▶ **Work request**
Please copy the stretch of the diagnostic approach passage from "In 20–50 % of" through "within one family.", substituting "adrenal medulla" for "adrenal gland".

== Passage for review

25.8 Diagnostic Approach

The diagnosis of NF1 is based on clinical criteria developed by the NIH Consensus Conference in 1987 and updated in 1997 (Anonymous 1988; Gutmann et al. 1997). According to these criteria, at least two of the following clinical features must be present in the absence of another diagnosis to make the diagnosis of NF1: (1) six or more café au lait spots >5 mm in diameter in prepubertal and >15 mm in diameter in postpubertal individuals, (2) two or more neurofibromas of any type or one plexiform neurofibroma, (3) axillary or inguinal freckling, and (4) optic glioma and two or more Lisch nodules. The diagnosis of pheochromocytoma is based on biochemical tests and imaging modalities. Pheochromocytomas are characterized by the excretion of the catecholamines, norepinephrine, epinephrine, and dopamine, and the predominant intratumoral metabolism of these catecholamines with the formation of metanephrine and normetanephrine. The measurement of 24-h urinary fractionated catecholamines and total metanephrines with a sensitivity of 90 % and the measurement of plasma-fractionated metanephrines with a sensitivity of 97 % are recommended as the first diagnostic step in pheochromocytomas. Biochemical testing should be followed by radiological evaluation. CT scan (computed tomography) and MRI (magnetic resonance imaging) are both sensitive (98–100 %) and quite specific (70 %). MIBG scintigraphy (metaiodobenzylguanidine scintigraphy) and 18-Fluor-DOPA PET (18-Fluor-DOPA positron emission tomography) are recommended in patients with strong clinical and biochemical evidence of pheochromocytoma but negative MRI and CT scan results and in patients with atypical tumor localization, multiple tumors, and malignant pheochromocytomas.

In 20–50 % of hypertensive NF1 patients, pheochromocytomas are causative for elevated blood pressure levels, which can be life-threatening with the possibility of a curative therapy. Owing to the clinical characteristics of pheochromocytomas in NF1, NF1 patients with hypertension and a mean age of 43 years should be screened for pheochromocytomas. The measurement of 24-h urinary fractionated catecholamines and total metanephrines and the measurement of plasma-fractionated metanephrines should be performed, followed by a CT scan or MRI. In the vast majority, the tumor is localized in the adrenal gland with a suspected malignancy rate of up to 12 %. A molecular genetic analysis of the NF1 gene is possible but usually not required because of a lack of a relevant genotype–phenotype correlation and high variability of the disease even within one family.

NF1 is associated with pheochromocytomas in only about 2–4 % of cases. The diagnosis of NF1 in both current clinical and scientific work is based on clinical findings, and patients with pheochromocytomas should be carefully examined for the striking and diagnostic features of the disease.

====
== Extracted entries

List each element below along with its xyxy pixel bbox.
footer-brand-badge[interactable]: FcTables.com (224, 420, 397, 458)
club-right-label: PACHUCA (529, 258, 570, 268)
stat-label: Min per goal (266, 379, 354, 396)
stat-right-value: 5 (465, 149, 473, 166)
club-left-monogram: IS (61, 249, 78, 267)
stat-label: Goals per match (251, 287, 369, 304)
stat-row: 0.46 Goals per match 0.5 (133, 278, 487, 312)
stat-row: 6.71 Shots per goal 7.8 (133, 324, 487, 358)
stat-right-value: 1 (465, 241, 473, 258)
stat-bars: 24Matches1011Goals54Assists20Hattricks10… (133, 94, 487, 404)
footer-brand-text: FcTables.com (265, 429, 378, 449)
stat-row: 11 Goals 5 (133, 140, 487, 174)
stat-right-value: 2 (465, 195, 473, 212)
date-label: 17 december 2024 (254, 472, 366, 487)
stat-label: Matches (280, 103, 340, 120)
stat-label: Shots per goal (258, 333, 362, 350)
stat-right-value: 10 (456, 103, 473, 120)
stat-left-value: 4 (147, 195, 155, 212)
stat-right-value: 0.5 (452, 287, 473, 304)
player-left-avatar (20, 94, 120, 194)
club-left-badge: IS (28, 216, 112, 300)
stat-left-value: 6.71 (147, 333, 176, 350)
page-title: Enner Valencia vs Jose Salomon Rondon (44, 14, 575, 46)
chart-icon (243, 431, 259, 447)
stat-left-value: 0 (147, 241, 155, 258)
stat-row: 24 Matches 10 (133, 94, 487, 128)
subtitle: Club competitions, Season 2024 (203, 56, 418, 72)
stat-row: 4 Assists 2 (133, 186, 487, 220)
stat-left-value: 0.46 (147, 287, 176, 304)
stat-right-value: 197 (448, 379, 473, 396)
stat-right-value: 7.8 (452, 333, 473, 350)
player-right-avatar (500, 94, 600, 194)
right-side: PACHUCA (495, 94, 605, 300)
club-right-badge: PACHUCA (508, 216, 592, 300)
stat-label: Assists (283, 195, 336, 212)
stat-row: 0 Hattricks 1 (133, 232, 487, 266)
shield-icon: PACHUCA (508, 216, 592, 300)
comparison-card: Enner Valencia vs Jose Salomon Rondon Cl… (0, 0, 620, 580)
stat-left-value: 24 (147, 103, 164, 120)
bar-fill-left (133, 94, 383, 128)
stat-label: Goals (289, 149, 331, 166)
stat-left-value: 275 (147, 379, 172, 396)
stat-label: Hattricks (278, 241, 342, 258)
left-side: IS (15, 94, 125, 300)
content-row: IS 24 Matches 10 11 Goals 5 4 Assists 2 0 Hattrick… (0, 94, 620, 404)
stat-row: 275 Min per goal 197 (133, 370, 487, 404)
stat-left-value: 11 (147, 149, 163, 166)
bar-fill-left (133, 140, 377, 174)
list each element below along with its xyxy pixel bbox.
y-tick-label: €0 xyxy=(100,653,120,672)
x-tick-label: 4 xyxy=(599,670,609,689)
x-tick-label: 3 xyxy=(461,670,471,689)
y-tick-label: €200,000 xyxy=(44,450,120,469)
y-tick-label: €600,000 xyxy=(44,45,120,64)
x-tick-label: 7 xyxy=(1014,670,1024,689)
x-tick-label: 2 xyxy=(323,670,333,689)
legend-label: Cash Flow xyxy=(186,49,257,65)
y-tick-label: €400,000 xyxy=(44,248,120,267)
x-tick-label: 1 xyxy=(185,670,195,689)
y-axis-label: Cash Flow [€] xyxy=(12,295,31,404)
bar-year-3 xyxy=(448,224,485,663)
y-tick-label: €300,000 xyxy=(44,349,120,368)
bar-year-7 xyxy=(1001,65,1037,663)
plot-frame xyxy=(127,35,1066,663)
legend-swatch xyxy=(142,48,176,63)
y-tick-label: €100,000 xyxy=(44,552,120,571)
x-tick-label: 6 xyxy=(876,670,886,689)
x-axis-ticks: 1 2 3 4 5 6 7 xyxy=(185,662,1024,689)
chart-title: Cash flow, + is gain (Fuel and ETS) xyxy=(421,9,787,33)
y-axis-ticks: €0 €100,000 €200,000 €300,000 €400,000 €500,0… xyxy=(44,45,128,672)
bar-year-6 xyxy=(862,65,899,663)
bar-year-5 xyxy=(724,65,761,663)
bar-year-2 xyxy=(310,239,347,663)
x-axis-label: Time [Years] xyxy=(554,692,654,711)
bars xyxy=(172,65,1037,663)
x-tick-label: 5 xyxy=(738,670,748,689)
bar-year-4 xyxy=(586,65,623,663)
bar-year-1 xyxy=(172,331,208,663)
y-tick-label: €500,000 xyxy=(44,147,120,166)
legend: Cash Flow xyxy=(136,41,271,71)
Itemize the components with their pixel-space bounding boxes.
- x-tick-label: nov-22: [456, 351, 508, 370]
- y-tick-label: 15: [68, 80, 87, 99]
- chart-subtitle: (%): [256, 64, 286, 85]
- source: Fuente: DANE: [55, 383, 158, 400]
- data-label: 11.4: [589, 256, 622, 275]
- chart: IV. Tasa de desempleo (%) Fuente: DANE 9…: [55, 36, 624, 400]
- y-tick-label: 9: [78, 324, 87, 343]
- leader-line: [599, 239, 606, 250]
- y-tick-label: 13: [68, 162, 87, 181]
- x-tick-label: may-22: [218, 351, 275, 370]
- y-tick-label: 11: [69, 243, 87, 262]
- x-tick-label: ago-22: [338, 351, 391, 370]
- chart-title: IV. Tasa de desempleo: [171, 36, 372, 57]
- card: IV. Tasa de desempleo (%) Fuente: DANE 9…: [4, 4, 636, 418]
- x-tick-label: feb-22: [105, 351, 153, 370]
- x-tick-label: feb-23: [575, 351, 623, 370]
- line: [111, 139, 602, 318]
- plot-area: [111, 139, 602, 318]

====

▶ **Answer to the exercise**
In 20–50 % of hypertensive NF1 patients, pheochromocytomas are causative for elevated blood pressure levels, which can be life-threatening with the possibility of a curative therapy. Owing to the clinical characteristics of pheochromocytomas in NF1, NF1 patients with hypertension and a mean age of 43 years should be screened for pheochromocytomas. The measurement of 24-h urinary fractionated catecholamines and total metanephrines and the measurement of plasma-fractionated metanephrines should be performed, followed by a CT scan or MRI. In the vast majority, the tumor is localized in the adrenal medulla with a suspected malignancy rate of up to 12 %. A molecular genetic analysis of the NF1 gene is possible but usually not required because of a lack of a relevant genotype–phenotype correlation and high variability of the disease even within one family.